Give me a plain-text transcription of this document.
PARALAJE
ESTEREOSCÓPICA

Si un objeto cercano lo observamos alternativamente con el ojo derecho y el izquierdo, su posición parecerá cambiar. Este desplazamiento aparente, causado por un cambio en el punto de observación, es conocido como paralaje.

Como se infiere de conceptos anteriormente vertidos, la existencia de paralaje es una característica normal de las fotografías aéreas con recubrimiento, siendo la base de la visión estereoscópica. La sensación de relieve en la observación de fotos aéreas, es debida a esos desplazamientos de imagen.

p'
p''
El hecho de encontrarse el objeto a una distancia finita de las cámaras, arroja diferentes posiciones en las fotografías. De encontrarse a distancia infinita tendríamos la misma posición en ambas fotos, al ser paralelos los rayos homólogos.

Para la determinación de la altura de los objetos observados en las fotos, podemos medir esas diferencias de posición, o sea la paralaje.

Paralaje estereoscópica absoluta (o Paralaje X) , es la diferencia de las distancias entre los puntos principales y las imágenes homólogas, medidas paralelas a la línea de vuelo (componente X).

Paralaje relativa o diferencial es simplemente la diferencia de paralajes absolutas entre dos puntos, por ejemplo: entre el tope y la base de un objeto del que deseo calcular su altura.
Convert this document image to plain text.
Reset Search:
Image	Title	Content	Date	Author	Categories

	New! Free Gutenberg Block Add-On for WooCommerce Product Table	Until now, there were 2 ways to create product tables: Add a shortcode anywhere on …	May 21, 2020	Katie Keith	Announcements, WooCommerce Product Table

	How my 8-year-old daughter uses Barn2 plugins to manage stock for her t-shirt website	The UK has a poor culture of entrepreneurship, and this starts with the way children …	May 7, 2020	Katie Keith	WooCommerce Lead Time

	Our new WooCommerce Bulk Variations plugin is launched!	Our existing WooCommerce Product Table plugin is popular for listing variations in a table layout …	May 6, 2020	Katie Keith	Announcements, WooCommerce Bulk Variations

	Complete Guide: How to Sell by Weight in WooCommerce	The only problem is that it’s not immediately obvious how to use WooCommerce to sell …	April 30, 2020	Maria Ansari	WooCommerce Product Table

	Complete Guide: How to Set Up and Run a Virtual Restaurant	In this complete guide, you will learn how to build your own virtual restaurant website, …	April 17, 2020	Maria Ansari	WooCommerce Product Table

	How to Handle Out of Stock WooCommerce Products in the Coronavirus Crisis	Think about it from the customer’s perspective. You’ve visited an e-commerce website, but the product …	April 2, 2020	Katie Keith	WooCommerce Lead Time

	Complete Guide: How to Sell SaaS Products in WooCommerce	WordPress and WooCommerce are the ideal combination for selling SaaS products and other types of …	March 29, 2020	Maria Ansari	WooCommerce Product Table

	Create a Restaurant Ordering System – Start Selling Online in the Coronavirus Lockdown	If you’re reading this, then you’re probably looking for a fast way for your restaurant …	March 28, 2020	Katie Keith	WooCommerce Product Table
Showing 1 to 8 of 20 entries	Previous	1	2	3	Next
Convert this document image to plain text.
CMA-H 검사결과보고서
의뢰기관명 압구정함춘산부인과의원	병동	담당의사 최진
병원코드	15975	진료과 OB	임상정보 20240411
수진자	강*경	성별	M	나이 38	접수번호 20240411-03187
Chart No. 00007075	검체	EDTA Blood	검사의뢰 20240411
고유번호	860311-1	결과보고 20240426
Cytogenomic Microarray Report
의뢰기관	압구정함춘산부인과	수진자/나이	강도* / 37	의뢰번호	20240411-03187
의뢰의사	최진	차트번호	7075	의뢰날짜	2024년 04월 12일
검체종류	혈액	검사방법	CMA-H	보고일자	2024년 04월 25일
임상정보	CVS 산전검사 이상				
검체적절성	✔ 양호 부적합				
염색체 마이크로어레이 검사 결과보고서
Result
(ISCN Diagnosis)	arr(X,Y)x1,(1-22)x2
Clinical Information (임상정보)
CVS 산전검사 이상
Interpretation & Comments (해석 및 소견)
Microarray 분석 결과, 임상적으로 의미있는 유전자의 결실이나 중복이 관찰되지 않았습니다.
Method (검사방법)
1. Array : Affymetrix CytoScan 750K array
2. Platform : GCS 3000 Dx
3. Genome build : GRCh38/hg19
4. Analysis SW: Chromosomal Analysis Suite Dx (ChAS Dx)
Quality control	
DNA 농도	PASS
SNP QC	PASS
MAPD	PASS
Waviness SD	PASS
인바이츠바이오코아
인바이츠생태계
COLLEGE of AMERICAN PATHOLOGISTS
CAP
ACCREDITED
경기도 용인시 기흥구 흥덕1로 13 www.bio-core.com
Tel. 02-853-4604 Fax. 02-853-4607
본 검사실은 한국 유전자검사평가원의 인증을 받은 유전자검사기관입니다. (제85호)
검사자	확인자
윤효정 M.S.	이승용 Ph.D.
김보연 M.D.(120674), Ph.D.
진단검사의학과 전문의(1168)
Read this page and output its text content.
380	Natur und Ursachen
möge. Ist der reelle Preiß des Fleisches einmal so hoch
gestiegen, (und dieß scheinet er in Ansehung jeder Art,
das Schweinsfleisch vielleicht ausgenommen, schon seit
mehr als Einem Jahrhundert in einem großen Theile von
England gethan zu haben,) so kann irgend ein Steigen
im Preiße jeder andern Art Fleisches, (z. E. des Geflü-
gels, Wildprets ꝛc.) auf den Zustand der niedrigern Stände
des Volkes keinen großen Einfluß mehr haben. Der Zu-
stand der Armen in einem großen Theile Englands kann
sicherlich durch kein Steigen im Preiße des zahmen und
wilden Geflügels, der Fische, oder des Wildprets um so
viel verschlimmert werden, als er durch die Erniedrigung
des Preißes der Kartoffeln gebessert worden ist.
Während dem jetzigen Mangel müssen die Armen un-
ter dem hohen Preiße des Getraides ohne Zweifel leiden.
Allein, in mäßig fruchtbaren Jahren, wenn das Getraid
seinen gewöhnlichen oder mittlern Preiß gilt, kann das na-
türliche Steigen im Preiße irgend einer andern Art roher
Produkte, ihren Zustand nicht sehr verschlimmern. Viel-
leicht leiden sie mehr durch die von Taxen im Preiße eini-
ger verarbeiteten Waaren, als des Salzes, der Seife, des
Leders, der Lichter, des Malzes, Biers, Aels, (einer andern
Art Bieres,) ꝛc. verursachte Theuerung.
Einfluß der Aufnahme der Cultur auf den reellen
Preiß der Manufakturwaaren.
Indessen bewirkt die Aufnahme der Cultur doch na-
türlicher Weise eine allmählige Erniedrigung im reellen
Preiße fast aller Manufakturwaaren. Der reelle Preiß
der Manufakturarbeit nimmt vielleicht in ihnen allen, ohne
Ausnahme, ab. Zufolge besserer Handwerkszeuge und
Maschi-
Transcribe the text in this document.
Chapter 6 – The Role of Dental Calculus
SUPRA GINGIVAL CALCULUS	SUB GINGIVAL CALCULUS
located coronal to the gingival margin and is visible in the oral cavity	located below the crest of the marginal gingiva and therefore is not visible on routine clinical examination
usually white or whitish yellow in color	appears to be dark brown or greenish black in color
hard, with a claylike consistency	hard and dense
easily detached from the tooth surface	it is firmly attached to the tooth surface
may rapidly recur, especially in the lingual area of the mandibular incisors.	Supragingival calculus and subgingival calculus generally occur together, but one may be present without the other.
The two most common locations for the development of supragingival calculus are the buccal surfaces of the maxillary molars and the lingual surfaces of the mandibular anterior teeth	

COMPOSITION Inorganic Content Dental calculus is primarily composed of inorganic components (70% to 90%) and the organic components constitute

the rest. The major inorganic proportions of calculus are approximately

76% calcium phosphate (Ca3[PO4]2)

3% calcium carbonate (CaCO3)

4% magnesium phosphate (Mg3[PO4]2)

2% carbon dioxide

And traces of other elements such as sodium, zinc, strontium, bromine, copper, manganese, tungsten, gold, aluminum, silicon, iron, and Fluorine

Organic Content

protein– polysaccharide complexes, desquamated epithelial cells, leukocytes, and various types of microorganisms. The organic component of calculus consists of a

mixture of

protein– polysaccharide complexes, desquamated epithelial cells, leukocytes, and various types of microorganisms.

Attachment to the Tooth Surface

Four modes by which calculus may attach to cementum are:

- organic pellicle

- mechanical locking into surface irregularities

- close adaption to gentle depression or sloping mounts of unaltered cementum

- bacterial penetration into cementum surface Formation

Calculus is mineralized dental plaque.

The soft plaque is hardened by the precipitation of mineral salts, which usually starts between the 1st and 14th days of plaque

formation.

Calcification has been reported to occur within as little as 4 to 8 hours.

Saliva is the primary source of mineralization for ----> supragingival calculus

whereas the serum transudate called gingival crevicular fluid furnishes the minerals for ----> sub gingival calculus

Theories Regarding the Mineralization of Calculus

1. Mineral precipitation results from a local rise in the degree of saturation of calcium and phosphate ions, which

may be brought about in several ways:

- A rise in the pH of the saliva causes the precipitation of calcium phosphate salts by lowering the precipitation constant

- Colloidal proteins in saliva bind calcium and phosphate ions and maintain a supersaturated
────
▶ **Problem**:
Every line above that holds the string "WooCommerce" should be copied into the answer.

▶ **Exercise answer**:
	New! Free Gutenberg Block Add-On for WooCommerce Product Table	Until now, there were 2 ways to create product tables: Add a shortcode anywhere on …	May 21, 2020	Katie Keith	Announcements, WooCommerce Product Table
	How my 8-year-old daughter uses Barn2 plugins to manage stock for her t-shirt website	The UK has a poor culture of entrepreneurship, and this starts with the way children …	May 7, 2020	Katie Keith	WooCommerce Lead Time
	Our new WooCommerce Bulk Variations plugin is launched!	Our existing WooCommerce Product Table plugin is popular for listing variations in a table layout …	May 6, 2020	Katie Keith	Announcements, WooCommerce Bulk Variations
	Complete Guide: How to Sell by Weight in WooCommerce	The only problem is that it’s not immediately obvious how to use WooCommerce to sell …	April 30, 2020	Maria Ansari	WooCommerce Product Table
	Complete Guide: How to Set Up and Run a Virtual Restaurant	In this complete guide, you will learn how to build your own virtual restaurant website, …	April 17, 2020	Maria Ansari	WooCommerce Product Table
	How to Handle Out of Stock WooCommerce Products in the Coronavirus Crisis	Think about it from the customer’s perspective. You’ve visited an e-commerce website, but the product …	April 2, 2020	Katie Keith	WooCommerce Lead Time
	Complete Guide: How to Sell SaaS Products in WooCommerce	WordPress and WooCommerce are the ideal combination for selling SaaS products and other types of …	March 29, 2020	Maria Ansari	WooCommerce Product Table
	Create a Restaurant Ordering System – Start Selling Online in the Coronavirus Lockdown	If you’re reading this, then you’re probably looking for a fast way for your restaurant …	March 28, 2020	Katie Keith	WooCommerce Product Table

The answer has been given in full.